Write out the listing exactly as it is given.
-- BEGIN DATASET EXTRACT --
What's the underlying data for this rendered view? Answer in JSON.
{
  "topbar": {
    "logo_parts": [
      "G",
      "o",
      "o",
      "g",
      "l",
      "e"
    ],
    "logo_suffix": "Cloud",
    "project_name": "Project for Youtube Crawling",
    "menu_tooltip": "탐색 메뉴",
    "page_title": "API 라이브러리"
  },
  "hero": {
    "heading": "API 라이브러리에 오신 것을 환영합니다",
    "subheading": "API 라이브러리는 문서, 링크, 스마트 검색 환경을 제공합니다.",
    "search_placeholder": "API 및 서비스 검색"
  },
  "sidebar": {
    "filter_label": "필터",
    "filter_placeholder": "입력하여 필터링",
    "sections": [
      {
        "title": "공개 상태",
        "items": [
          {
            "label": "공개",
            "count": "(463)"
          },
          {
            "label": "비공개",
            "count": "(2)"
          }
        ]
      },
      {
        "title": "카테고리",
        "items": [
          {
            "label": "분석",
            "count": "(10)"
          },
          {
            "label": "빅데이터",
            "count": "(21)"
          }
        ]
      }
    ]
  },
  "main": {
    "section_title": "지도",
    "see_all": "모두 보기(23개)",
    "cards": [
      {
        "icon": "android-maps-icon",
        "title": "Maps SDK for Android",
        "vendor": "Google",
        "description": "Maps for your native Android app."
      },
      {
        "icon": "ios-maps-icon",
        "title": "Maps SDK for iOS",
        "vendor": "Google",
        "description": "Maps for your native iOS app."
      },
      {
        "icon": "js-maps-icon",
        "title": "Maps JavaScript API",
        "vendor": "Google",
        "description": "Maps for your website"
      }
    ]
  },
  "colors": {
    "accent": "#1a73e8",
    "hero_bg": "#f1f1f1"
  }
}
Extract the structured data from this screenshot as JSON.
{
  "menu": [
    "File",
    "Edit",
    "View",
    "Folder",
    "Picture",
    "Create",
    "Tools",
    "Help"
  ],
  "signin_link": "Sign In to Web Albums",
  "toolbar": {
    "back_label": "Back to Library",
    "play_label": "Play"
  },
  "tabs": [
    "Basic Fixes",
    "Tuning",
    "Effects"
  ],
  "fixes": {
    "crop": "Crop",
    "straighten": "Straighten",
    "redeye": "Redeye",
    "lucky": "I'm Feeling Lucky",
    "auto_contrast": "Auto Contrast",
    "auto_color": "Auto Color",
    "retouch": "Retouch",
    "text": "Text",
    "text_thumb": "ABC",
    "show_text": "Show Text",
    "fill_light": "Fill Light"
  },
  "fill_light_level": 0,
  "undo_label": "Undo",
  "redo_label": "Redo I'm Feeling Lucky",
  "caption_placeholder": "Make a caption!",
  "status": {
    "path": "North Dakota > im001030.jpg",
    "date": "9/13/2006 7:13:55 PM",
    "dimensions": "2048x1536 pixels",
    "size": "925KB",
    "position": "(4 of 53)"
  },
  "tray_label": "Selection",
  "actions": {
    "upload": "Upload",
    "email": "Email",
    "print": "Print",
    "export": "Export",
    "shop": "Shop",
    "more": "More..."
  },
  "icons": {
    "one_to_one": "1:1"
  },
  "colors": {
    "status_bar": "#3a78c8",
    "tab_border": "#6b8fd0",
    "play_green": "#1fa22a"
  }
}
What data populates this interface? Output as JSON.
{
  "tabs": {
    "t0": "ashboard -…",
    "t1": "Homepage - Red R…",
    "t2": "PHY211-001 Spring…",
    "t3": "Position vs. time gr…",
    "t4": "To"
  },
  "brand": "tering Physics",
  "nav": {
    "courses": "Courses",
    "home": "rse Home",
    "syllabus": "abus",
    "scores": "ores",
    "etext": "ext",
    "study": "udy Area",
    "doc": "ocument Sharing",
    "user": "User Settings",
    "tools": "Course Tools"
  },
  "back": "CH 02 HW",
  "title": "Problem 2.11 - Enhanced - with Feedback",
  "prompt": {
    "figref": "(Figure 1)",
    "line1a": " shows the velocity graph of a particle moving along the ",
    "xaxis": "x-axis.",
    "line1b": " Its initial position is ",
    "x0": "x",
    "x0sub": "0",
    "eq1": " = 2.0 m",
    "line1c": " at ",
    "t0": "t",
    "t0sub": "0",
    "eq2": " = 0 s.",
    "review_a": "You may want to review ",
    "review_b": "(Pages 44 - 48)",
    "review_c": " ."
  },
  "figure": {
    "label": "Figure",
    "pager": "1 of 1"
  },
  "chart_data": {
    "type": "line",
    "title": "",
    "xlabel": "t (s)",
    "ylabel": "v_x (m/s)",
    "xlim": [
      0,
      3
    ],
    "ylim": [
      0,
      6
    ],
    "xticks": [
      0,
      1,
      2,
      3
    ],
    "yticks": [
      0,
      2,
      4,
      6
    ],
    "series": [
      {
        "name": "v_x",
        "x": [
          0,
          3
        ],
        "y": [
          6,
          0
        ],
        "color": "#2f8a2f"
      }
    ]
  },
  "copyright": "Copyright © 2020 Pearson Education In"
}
-- END DATASET EXTRACT --
» REPLY
What's the underlying data for this rendered view? Answer in JSON.
{
  "topbar": {
    "logo_parts": [
      "G",
      "o",
      "o",
      "g",
      "l",
      "e"
    ],
    "logo_suffix": "Cloud",
    "project_name": "Project for Youtube Crawling",
    "menu_tooltip": "탐색 메뉴",
    "page_title": "API 라이브러리"
  },
  "hero": {
    "heading": "API 라이브러리에 오신 것을 환영합니다",
    "subheading": "API 라이브러리는 문서, 링크, 스마트 검색 환경을 제공합니다.",
    "search_placeholder": "API 및 서비스 검색"
  },
  "sidebar": {
    "filter_label": "필터",
    "filter_placeholder": "입력하여 필터링",
    "sections": [
      {
        "title": "공개 상태",
        "items": [
          {
            "label": "공개",
            "count": "(463)"
          },
          {
            "label": "비공개",
            "count": "(2)"
          }
        ]
      },
      {
        "title": "카테고리",
        "items": [
          {
            "label": "분석",
            "count": "(10)"
          },
          {
            "label": "빅데이터",
            "count": "(21)"
          }
        ]
      }
    ]
  },
  "main": {
    "section_title": "지도",
    "see_all": "모두 보기(23개)",
    "cards": [
      {
        "icon": "android-maps-icon",
        "title": "Maps SDK for Android",
        "vendor": "Google",
        "description": "Maps for your native Android app."
      },
      {
        "icon": "ios-maps-icon",
        "title": "Maps SDK for iOS",
        "vendor": "Google",
        "description": "Maps for your native iOS app."
      },
      {
        "icon": "js-maps-icon",
        "title": "Maps JavaScript API",
        "vendor": "Google",
        "description": "Maps for your website"
      }
    ]
  },
  "colors": {
    "accent": "#1a73e8",
    "hero_bg": "#f1f1f1"
  }
}
Extract the structured data from this screenshot as JSON.
{
  "menu": [
    "File",
    "Edit",
    "View",
    "Folder",
    "Picture",
    "Create",
    "Tools",
    "Help"
  ],
  "signin_link": "Sign In to Web Albums",
  "toolbar": {
    "back_label": "Back to Library",
    "play_label": "Play"
  },
  "tabs": [
    "Basic Fixes",
    "Tuning",
    "Effects"
  ],
  "fixes": {
    "crop": "Crop",
    "straighten": "Straighten",
    "redeye": "Redeye",
    "lucky": "I'm Feeling Lucky",
    "auto_contrast": "Auto Contrast",
    "auto_color": "Auto Color",
    "retouch": "Retouch",
    "text": "Text",
    "text_thumb": "ABC",
    "show_text": "Show Text",
    "fill_light": "Fill Light"
  },
  "fill_light_level": 0,
  "undo_label": "Undo",
  "redo_label": "Redo I'm Feeling Lucky",
  "caption_placeholder": "Make a caption!",
  "status": {
    "path": "North Dakota > im001030.jpg",
    "date": "9/13/2006 7:13:55 PM",
    "dimensions": "2048x1536 pixels",
    "size": "925KB",
    "position": "(4 of 53)"
  },
  "tray_label": "Selection",
  "actions": {
    "upload": "Upload",
    "email": "Email",
    "print": "Print",
    "export": "Export",
    "shop": "Shop",
    "more": "More..."
  },
  "icons": {
    "one_to_one": "1:1"
  },
  "colors": {
    "status_bar": "#3a78c8",
    "tab_border": "#6b8fd0",
    "play_green": "#1fa22a"
  }
}
What data populates this interface? Output as JSON.
{
  "tabs": {
    "t0": "ashboard -…",
    "t1": "Homepage - Red R…",
    "t2": "PHY211-001 Spring…",
    "t3": "Position vs. time gr…",
    "t4": "To"
  },
  "brand": "tering Physics",
  "nav": {
    "courses": "Courses",
    "home": "rse Home",
    "syllabus": "abus",
    "scores": "ores",
    "etext": "ext",
    "study": "udy Area",
    "doc": "ocument Sharing",
    "user": "User Settings",
    "tools": "Course Tools"
  },
  "back": "CH 02 HW",
  "title": "Problem 2.11 - Enhanced - with Feedback",
  "prompt": {
    "figref": "(Figure 1)",
    "line1a": " shows the velocity graph of a particle moving along the ",
    "xaxis": "x-axis.",
    "line1b": " Its initial position is ",
    "x0": "x",
    "x0sub": "0",
    "eq1": " = 2.0 m",
    "line1c": " at ",
    "t0": "t",
    "t0sub": "0",
    "eq2": " = 0 s.",
    "review_a": "You may want to review ",
    "review_b": "(Pages 44 - 48)",
    "review_c": " ."
  },
  "figure": {
    "label": "Figure",
    "pager": "1 of 1"
  },
  "chart_data": {
    "type": "line",
    "title": "",
    "xlabel": "t (s)",
    "ylabel": "v_x (m/s)",
    "xlim": [
      0,
      3
    ],
    "ylim": [
      0,
      6
    ],
    "xticks": [
      0,
      1,
      2,
      3
    ],
    "yticks": [
      0,
      2,
      4,
      6
    ],
    "series": [
      {
        "name": "v_x",
        "x": [
          0,
          3
        ],
        "y": [
          6,
          0
        ],
        "color": "#2f8a2f"
      }
    ]
  },
  "copyright": "Copyright © 2020 Pearson Education In"
}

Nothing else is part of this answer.